**Given information**.

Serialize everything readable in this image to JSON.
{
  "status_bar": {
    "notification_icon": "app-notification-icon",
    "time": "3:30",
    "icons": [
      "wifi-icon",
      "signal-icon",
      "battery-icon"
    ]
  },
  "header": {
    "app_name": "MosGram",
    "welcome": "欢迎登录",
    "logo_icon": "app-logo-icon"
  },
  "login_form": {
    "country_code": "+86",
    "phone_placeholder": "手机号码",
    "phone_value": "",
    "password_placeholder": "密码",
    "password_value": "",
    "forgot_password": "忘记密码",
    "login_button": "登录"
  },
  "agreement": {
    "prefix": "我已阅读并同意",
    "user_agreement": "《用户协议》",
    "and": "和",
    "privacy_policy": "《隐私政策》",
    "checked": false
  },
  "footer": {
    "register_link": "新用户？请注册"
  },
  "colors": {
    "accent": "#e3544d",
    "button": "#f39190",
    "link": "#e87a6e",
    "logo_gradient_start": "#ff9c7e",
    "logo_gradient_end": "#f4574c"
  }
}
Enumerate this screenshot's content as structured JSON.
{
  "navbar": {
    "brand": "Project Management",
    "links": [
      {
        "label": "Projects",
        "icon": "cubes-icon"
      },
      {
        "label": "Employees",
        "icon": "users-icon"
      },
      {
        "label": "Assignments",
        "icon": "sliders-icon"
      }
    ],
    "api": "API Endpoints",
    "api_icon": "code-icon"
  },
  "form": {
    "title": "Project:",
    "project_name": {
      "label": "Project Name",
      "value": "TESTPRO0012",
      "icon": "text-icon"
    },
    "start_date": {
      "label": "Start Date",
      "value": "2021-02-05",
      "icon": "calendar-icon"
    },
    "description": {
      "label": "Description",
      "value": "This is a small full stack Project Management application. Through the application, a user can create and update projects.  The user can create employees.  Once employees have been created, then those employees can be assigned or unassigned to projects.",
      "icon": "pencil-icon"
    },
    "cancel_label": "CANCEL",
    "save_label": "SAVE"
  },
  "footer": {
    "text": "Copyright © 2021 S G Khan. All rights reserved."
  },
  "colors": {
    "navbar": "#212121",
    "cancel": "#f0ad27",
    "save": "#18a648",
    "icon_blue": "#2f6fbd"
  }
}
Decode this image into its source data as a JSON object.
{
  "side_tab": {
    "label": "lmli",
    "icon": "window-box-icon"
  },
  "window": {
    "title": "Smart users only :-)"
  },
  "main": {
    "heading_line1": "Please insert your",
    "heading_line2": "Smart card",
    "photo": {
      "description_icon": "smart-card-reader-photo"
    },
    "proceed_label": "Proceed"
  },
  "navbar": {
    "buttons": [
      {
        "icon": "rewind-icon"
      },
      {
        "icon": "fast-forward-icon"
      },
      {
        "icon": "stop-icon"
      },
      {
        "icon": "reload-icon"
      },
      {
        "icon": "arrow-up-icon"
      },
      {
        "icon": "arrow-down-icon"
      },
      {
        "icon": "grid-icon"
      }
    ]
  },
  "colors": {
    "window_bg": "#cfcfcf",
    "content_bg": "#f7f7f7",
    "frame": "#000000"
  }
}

**Your goal**.
Every record above needs to be repeated word for word.

**Result below**.
Serialize everything readable in this image to JSON.
{
  "status_bar": {
    "notification_icon": "app-notification-icon",
    "time": "3:30",
    "icons": [
      "wifi-icon",
      "signal-icon",
      "battery-icon"
    ]
  },
  "header": {
    "app_name": "MosGram",
    "welcome": "欢迎登录",
    "logo_icon": "app-logo-icon"
  },
  "login_form": {
    "country_code": "+86",
    "phone_placeholder": "手机号码",
    "phone_value": "",
    "password_placeholder": "密码",
    "password_value": "",
    "forgot_password": "忘记密码",
    "login_button": "登录"
  },
  "agreement": {
    "prefix": "我已阅读并同意",
    "user_agreement": "《用户协议》",
    "and": "和",
    "privacy_policy": "《隐私政策》",
    "checked": false
  },
  "footer": {
    "register_link": "新用户？请注册"
  },
  "colors": {
    "accent": "#e3544d",
    "button": "#f39190",
    "link": "#e87a6e",
    "logo_gradient_start": "#ff9c7e",
    "logo_gradient_end": "#f4574c"
  }
}
Enumerate this screenshot's content as structured JSON.
{
  "navbar": {
    "brand": "Project Management",
    "links": [
      {
        "label": "Projects",
        "icon": "cubes-icon"
      },
      {
        "label": "Employees",
        "icon": "users-icon"
      },
      {
        "label": "Assignments",
        "icon": "sliders-icon"
      }
    ],
    "api": "API Endpoints",
    "api_icon": "code-icon"
  },
  "form": {
    "title": "Project:",
    "project_name": {
      "label": "Project Name",
      "value": "TESTPRO0012",
      "icon": "text-icon"
    },
    "start_date": {
      "label": "Start Date",
      "value": "2021-02-05",
      "icon": "calendar-icon"
    },
    "description": {
      "label": "Description",
      "value": "This is a small full stack Project Management application. Through the application, a user can create and update projects.  The user can create employees.  Once employees have been created, then those employees can be assigned or unassigned to projects.",
      "icon": "pencil-icon"
    },
    "cancel_label": "CANCEL",
    "save_label": "SAVE"
  },
  "footer": {
    "text": "Copyright © 2021 S G Khan. All rights reserved."
  },
  "colors": {
    "navbar": "#212121",
    "cancel": "#f0ad27",
    "save": "#18a648",
    "icon_blue": "#2f6fbd"
  }
}
Decode this image into its source data as a JSON object.
{
  "side_tab": {
    "label": "lmli",
    "icon": "window-box-icon"
  },
  "window": {
    "title": "Smart users only :-)"
  },
  "main": {
    "heading_line1": "Please insert your",
    "heading_line2": "Smart card",
    "photo": {
      "description_icon": "smart-card-reader-photo"
    },
    "proceed_label": "Proceed"
  },
  "navbar": {
    "buttons": [
      {
        "icon": "rewind-icon"
      },
      {
        "icon": "fast-forward-icon"
      },
      {
        "icon": "stop-icon"
      },
      {
        "icon": "reload-icon"
      },
      {
        "icon": "arrow-up-icon"
      },
      {
        "icon": "arrow-down-icon"
      },
      {
        "icon": "grid-icon"
      }
    ]
  },
  "colors": {
    "window_bg": "#cfcfcf",
    "content_bg": "#f7f7f7",
    "frame": "#000000"
  }
}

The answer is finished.